#### THE INPUT ####
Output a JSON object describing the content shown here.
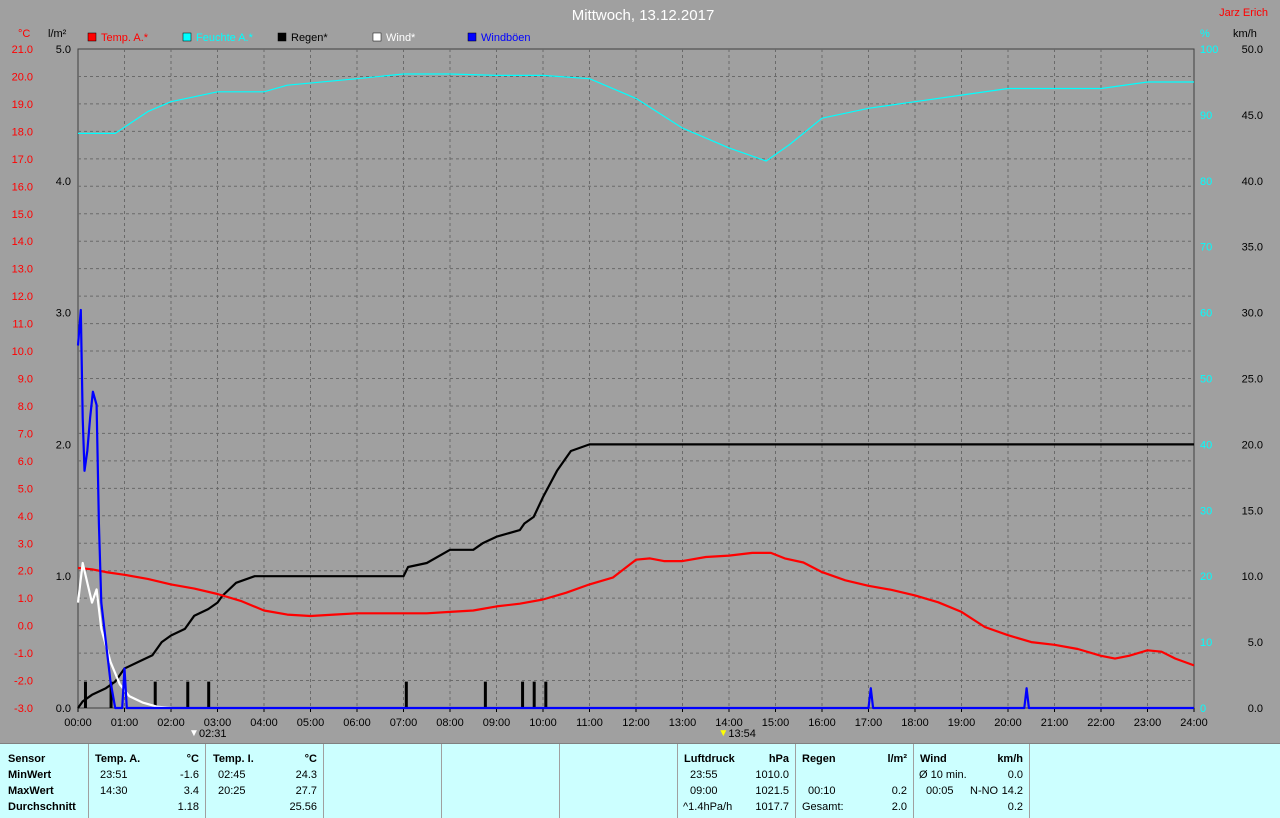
{
  "header": {
    "title": "Mittwoch, 13.12.2017",
    "author": "Jarz Erich"
  },
  "units": {
    "left_temp": "°C",
    "left_rain": "l/m²",
    "right_hum": "%",
    "right_wind": "km/h"
  },
  "legend": [
    {
      "label": "Temp. A.*",
      "color": "#ff0000"
    },
    {
      "label": "Feuchte A.*",
      "color": "#00ffff"
    },
    {
      "label": "Regen*",
      "color": "#000000"
    },
    {
      "label": "Wind*",
      "color": "#ffffff"
    },
    {
      "label": "Windböen",
      "color": "#0000ff"
    }
  ],
  "markers": [
    {
      "time": "02:31",
      "color": "#ffffff"
    },
    {
      "time": "13:54",
      "color": "#ffff00"
    }
  ],
  "chart_data": {
    "type": "line",
    "title": "Mittwoch, 13.12.2017",
    "grid": true,
    "legend_position": "top",
    "x_range": [
      0,
      24
    ],
    "x_ticks": [
      "00:00",
      "01:00",
      "02:00",
      "03:00",
      "04:00",
      "05:00",
      "06:00",
      "07:00",
      "08:00",
      "09:00",
      "10:00",
      "11:00",
      "12:00",
      "13:00",
      "14:00",
      "15:00",
      "16:00",
      "17:00",
      "18:00",
      "19:00",
      "20:00",
      "21:00",
      "22:00",
      "23:00",
      "24:00"
    ],
    "axes": {
      "temp": {
        "label": "°C",
        "range": [
          -3.0,
          21.0
        ],
        "ticks": [
          "21.0",
          "20.0",
          "19.0",
          "18.0",
          "17.0",
          "16.0",
          "15.0",
          "14.0",
          "13.0",
          "12.0",
          "11.0",
          "10.0",
          "9.0",
          "8.0",
          "7.0",
          "6.0",
          "5.0",
          "4.0",
          "3.0",
          "2.0",
          "1.0",
          "0.0",
          "-1.0",
          "-2.0",
          "-3.0"
        ]
      },
      "rain": {
        "label": "l/m²",
        "range": [
          0,
          5.0
        ],
        "ticks": [
          "5.0",
          "4.0",
          "3.0",
          "2.0",
          "1.0",
          "0.0"
        ]
      },
      "humidity": {
        "label": "%",
        "range": [
          0,
          100
        ],
        "ticks": [
          "100",
          "90",
          "80",
          "70",
          "60",
          "50",
          "40",
          "30",
          "20",
          "10",
          "0"
        ]
      },
      "wind": {
        "label": "km/h",
        "range": [
          0,
          50
        ],
        "ticks": [
          "50.0",
          "45.0",
          "40.0",
          "35.0",
          "30.0",
          "25.0",
          "20.0",
          "15.0",
          "10.0",
          "5.0",
          "0.0"
        ]
      }
    },
    "series": [
      {
        "name": "Temp. A.*",
        "axis": "temp",
        "color": "#ff0000",
        "points": [
          [
            0,
            2.1
          ],
          [
            0.3,
            2.05
          ],
          [
            0.6,
            1.95
          ],
          [
            1,
            1.85
          ],
          [
            1.5,
            1.7
          ],
          [
            2,
            1.5
          ],
          [
            2.5,
            1.35
          ],
          [
            3,
            1.15
          ],
          [
            3.5,
            0.9
          ],
          [
            4,
            0.55
          ],
          [
            4.5,
            0.4
          ],
          [
            5,
            0.35
          ],
          [
            5.5,
            0.4
          ],
          [
            6,
            0.45
          ],
          [
            6.5,
            0.45
          ],
          [
            7,
            0.45
          ],
          [
            7.5,
            0.45
          ],
          [
            8,
            0.5
          ],
          [
            8.5,
            0.55
          ],
          [
            9,
            0.7
          ],
          [
            9.5,
            0.8
          ],
          [
            10,
            0.95
          ],
          [
            10.5,
            1.2
          ],
          [
            11,
            1.5
          ],
          [
            11.5,
            1.75
          ],
          [
            12,
            2.4
          ],
          [
            12.3,
            2.45
          ],
          [
            12.6,
            2.35
          ],
          [
            13,
            2.35
          ],
          [
            13.5,
            2.5
          ],
          [
            14,
            2.55
          ],
          [
            14.5,
            2.65
          ],
          [
            14.9,
            2.65
          ],
          [
            15.2,
            2.45
          ],
          [
            15.6,
            2.3
          ],
          [
            16,
            1.95
          ],
          [
            16.5,
            1.65
          ],
          [
            17,
            1.45
          ],
          [
            17.5,
            1.3
          ],
          [
            18,
            1.1
          ],
          [
            18.5,
            0.85
          ],
          [
            19,
            0.5
          ],
          [
            19.5,
            -0.05
          ],
          [
            20,
            -0.35
          ],
          [
            20.5,
            -0.6
          ],
          [
            21,
            -0.7
          ],
          [
            21.5,
            -0.85
          ],
          [
            22,
            -1.1
          ],
          [
            22.3,
            -1.2
          ],
          [
            22.6,
            -1.1
          ],
          [
            23,
            -0.9
          ],
          [
            23.3,
            -0.95
          ],
          [
            23.6,
            -1.2
          ],
          [
            24,
            -1.45
          ]
        ]
      },
      {
        "name": "Feuchte A.*",
        "axis": "humidity",
        "color": "#00ffff",
        "points": [
          [
            0,
            87.2
          ],
          [
            0.8,
            87.2
          ],
          [
            1.5,
            90.5
          ],
          [
            2,
            92
          ],
          [
            3,
            93.5
          ],
          [
            4,
            93.5
          ],
          [
            4.5,
            94.5
          ],
          [
            6,
            95.5
          ],
          [
            7,
            96.2
          ],
          [
            8,
            96.2
          ],
          [
            9,
            96
          ],
          [
            10,
            96
          ],
          [
            11,
            95.5
          ],
          [
            12,
            92.5
          ],
          [
            13,
            88
          ],
          [
            14,
            85
          ],
          [
            14.8,
            83
          ],
          [
            15.3,
            85.5
          ],
          [
            16,
            89.5
          ],
          [
            17,
            91
          ],
          [
            18,
            92
          ],
          [
            19,
            93
          ],
          [
            20,
            94
          ],
          [
            21,
            94
          ],
          [
            22,
            94
          ],
          [
            23,
            95
          ],
          [
            24,
            95
          ]
        ]
      },
      {
        "name": "Regen*",
        "axis": "rain",
        "color": "#000000",
        "points": [
          [
            0,
            0.0
          ],
          [
            0.1,
            0.05
          ],
          [
            0.3,
            0.1
          ],
          [
            0.6,
            0.15
          ],
          [
            0.8,
            0.2
          ],
          [
            1,
            0.3
          ],
          [
            1.3,
            0.35
          ],
          [
            1.6,
            0.4
          ],
          [
            1.8,
            0.5
          ],
          [
            2,
            0.55
          ],
          [
            2.3,
            0.6
          ],
          [
            2.5,
            0.7
          ],
          [
            2.8,
            0.75
          ],
          [
            3,
            0.8
          ],
          [
            3.1,
            0.85
          ],
          [
            3.4,
            0.95
          ],
          [
            3.8,
            1.0
          ],
          [
            4.5,
            1.0
          ],
          [
            5,
            1.0
          ],
          [
            6,
            1.0
          ],
          [
            7,
            1.0
          ],
          [
            7.1,
            1.07
          ],
          [
            7.5,
            1.1
          ],
          [
            8,
            1.2
          ],
          [
            8.5,
            1.2
          ],
          [
            8.7,
            1.25
          ],
          [
            9,
            1.3
          ],
          [
            9.5,
            1.35
          ],
          [
            9.6,
            1.4
          ],
          [
            9.8,
            1.45
          ],
          [
            10,
            1.6
          ],
          [
            10.3,
            1.8
          ],
          [
            10.6,
            1.95
          ],
          [
            11,
            2.0
          ],
          [
            12,
            2.0
          ],
          [
            18,
            2.0
          ],
          [
            24,
            2.0
          ]
        ]
      },
      {
        "name": "Wind*",
        "axis": "wind",
        "color": "#ffffff",
        "points": [
          [
            0,
            8
          ],
          [
            0.1,
            11
          ],
          [
            0.2,
            9.5
          ],
          [
            0.3,
            8
          ],
          [
            0.4,
            9
          ],
          [
            0.5,
            6
          ],
          [
            0.7,
            3.5
          ],
          [
            0.9,
            1.8
          ],
          [
            1.1,
            0.9
          ],
          [
            1.4,
            0.4
          ],
          [
            1.7,
            0.1
          ],
          [
            2,
            0
          ]
        ]
      },
      {
        "name": "Windböen",
        "axis": "wind",
        "color": "#0000ff",
        "points": [
          [
            0,
            27.5
          ],
          [
            0.06,
            30.2
          ],
          [
            0.1,
            22
          ],
          [
            0.14,
            18
          ],
          [
            0.2,
            19.5
          ],
          [
            0.26,
            22
          ],
          [
            0.32,
            24
          ],
          [
            0.4,
            23
          ],
          [
            0.45,
            14
          ],
          [
            0.5,
            8
          ],
          [
            0.6,
            5
          ],
          [
            0.7,
            2
          ],
          [
            0.8,
            0
          ],
          [
            0.95,
            0
          ],
          [
            1,
            3
          ],
          [
            1.05,
            0
          ],
          [
            1.2,
            0
          ],
          [
            17,
            0
          ],
          [
            17.05,
            1.5
          ],
          [
            17.1,
            0
          ],
          [
            20.35,
            0
          ],
          [
            20.4,
            1.5
          ],
          [
            20.45,
            0
          ],
          [
            24,
            0
          ]
        ]
      }
    ],
    "rain_bars": {
      "axis": "rain",
      "color": "#000000",
      "times": [
        0.15,
        0.7,
        1.65,
        2.35,
        2.8,
        7.05,
        8.75,
        9.55,
        9.8,
        10.05
      ]
    }
  },
  "table": {
    "sensor": {
      "header": "Sensor",
      "rows": [
        "MinWert",
        "MaxWert",
        "Durchschnitt"
      ]
    },
    "temp_a": {
      "header": "Temp. A.",
      "unit": "°C",
      "times": [
        "23:51",
        "14:30",
        ""
      ],
      "values": [
        "-1.6",
        "3.4",
        "1.18"
      ]
    },
    "temp_i": {
      "header": "Temp. I.",
      "unit": "°C",
      "times": [
        "02:45",
        "20:25",
        ""
      ],
      "values": [
        "24.3",
        "27.7",
        "25.56"
      ]
    },
    "luftdruck": {
      "header": "Luftdruck",
      "unit": "hPa",
      "times": [
        "23:55",
        "09:00",
        "^1.4hPa/h"
      ],
      "values": [
        "1010.0",
        "1021.5",
        "1017.7"
      ]
    },
    "regen": {
      "header": "Regen",
      "unit": "l/m²",
      "times": [
        "",
        "00:10",
        "Gesamt:"
      ],
      "values": [
        "",
        "0.2",
        "2.0"
      ]
    },
    "wind": {
      "header": "Wind",
      "unit": "km/h",
      "labels": [
        "Ø 10 min.",
        "00:05",
        ""
      ],
      "dirs": [
        "",
        "N-NO",
        ""
      ],
      "values": [
        "0.0",
        "14.2",
        "0.2"
      ]
    }
  }
}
####
> _TO DO_: Return only those lines of the records that contain the string "axis".

> _EXERCISE RESPONSE_:
        "axis": "temp",
        "axis": "humidity",
        "axis": "rain",
        "axis": "wind",
        "axis": "wind",
      "axis": "rain",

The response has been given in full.